Going through the material below, please gather all lines with the word "Internet" in them.

== Provided entries ==

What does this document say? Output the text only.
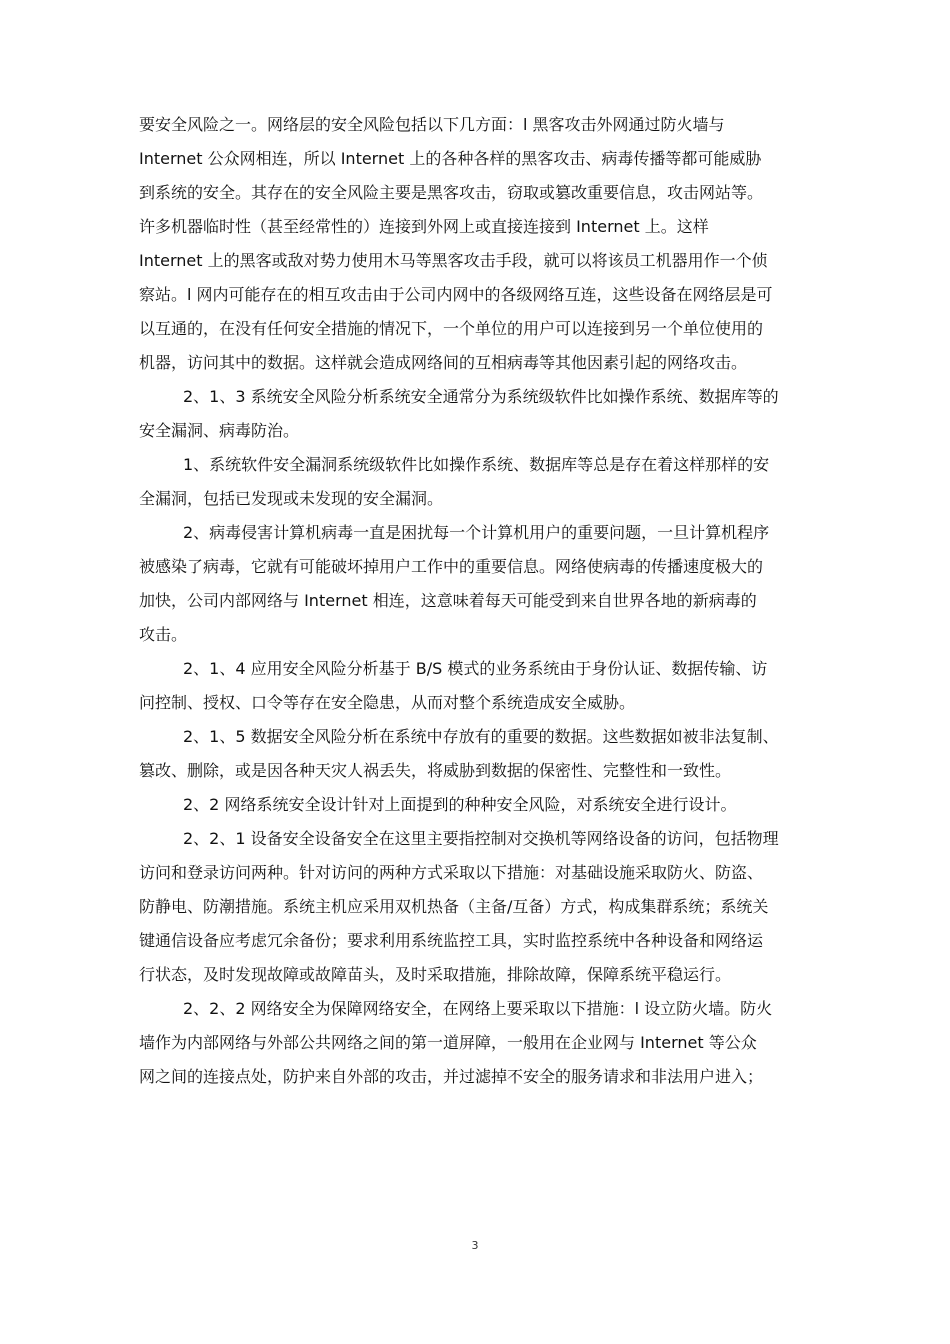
要安全风险之一。网络层的安全风险包括以下几方面：l 黑客攻击外网通过防火墙与
Internet 公众网相连，所以 Internet 上的各种各样的黑客攻击、病毒传播等都可能威胁
到系统的安全。其存在的安全风险主要是黑客攻击，窃取或篡改重要信息，攻击网站等。
许多机器临时性（甚至经常性的）连接到外网上或直接连接到 Internet 上。这样
Internet 上的黑客或敌对势力使用木马等黑客攻击手段，就可以将该员工机器用作一个侦
察站。l 网内可能存在的相互攻击由于公司内网中的各级网络互连，这些设备在网络层是可
以互通的，在没有任何安全措施的情况下，一个单位的用户可以连接到另一个单位使用的
机器，访问其中的数据。这样就会造成网络间的互相病毒等其他因素引起的网络攻击。
2、1、3 系统安全风险分析系统安全通常分为系统级软件比如操作系统、数据库等的
安全漏洞、病毒防治。
1、系统软件安全漏洞系统级软件比如操作系统、数据库等总是存在着这样那样的安
全漏洞，包括已发现或未发现的安全漏洞。
2、病毒侵害计算机病毒一直是困扰每一个计算机用户的重要问题，一旦计算机程序
被感染了病毒，它就有可能破坏掉用户工作中的重要信息。网络使病毒的传播速度极大的
加快，公司内部网络与 Internet 相连，这意味着每天可能受到来自世界各地的新病毒的
攻击。
2、1、4 应用安全风险分析基于 B/S 模式的业务系统由于身份认证、数据传输、访
问控制、授权、口令等存在安全隐患，从而对整个系统造成安全威胁。
2、1、5 数据安全风险分析在系统中存放有的重要的数据。这些数据如被非法复制、
篡改、删除，或是因各种天灾人祸丢失，将威胁到数据的保密性、完整性和一致性。
2、2 网络系统安全设计针对上面提到的种种安全风险，对系统安全进行设计。
2、2、1 设备安全设备安全在这里主要指控制对交换机等网络设备的访问，包括物理
访问和登录访问两种。针对访问的两种方式采取以下措施：对基础设施采取防火、防盗、
防静电、防潮措施。系统主机应采用双机热备（主备/互备）方式，构成集群系统；系统关
键通信设备应考虑冗余备份；要求利用系统监控工具，实时监控系统中各种设备和网络运
行状态，及时发现故障或故障苗头，及时采取措施，排除故障，保障系统平稳运行。
2、2、2 网络安全为保障网络安全，在网络上要采取以下措施：l 设立防火墙。防火
墙作为内部网络与外部公共网络之间的第一道屏障，一般用在企业网与 Internet 等公众
网之间的连接点处，防护来自外部的攻击，并过滤掉不安全的服务请求和非法用户进入；
3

===

## [Exercise response]
Internet 公众网相连，所以 Internet 上的各种各样的黑客攻击、病毒传播等都可能威胁
许多机器临时性（甚至经常性的）连接到外网上或直接连接到 Internet 上。这样
Internet 上的黑客或敌对势力使用木马等黑客攻击手段，就可以将该员工机器用作一个侦
加快，公司内部网络与 Internet 相连，这意味着每天可能受到来自世界各地的新病毒的
墙作为内部网络与外部公共网络之间的第一道屏障，一般用在企业网与 Internet 等公众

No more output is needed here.